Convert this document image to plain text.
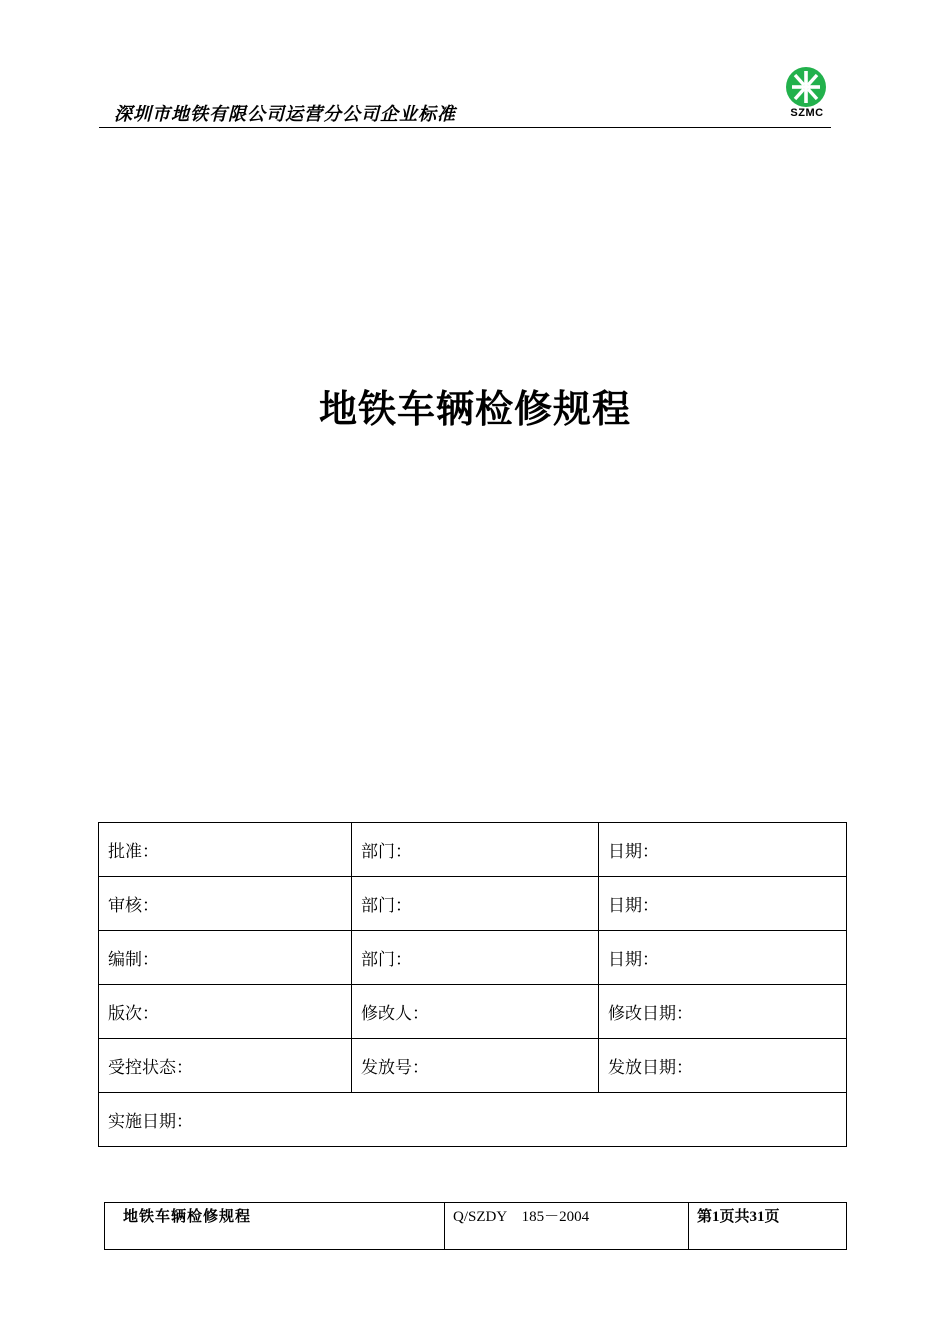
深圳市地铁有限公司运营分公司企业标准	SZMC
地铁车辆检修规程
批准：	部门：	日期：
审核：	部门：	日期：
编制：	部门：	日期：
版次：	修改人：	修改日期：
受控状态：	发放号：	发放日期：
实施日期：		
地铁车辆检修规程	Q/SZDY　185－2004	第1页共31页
┄┄┄┄┄┄
Copy every line of the records above that holds the word "地铁车辆检修规程".

地铁车辆检修规程
地铁车辆检修规程	Q/SZDY　185－2004	第1页共31页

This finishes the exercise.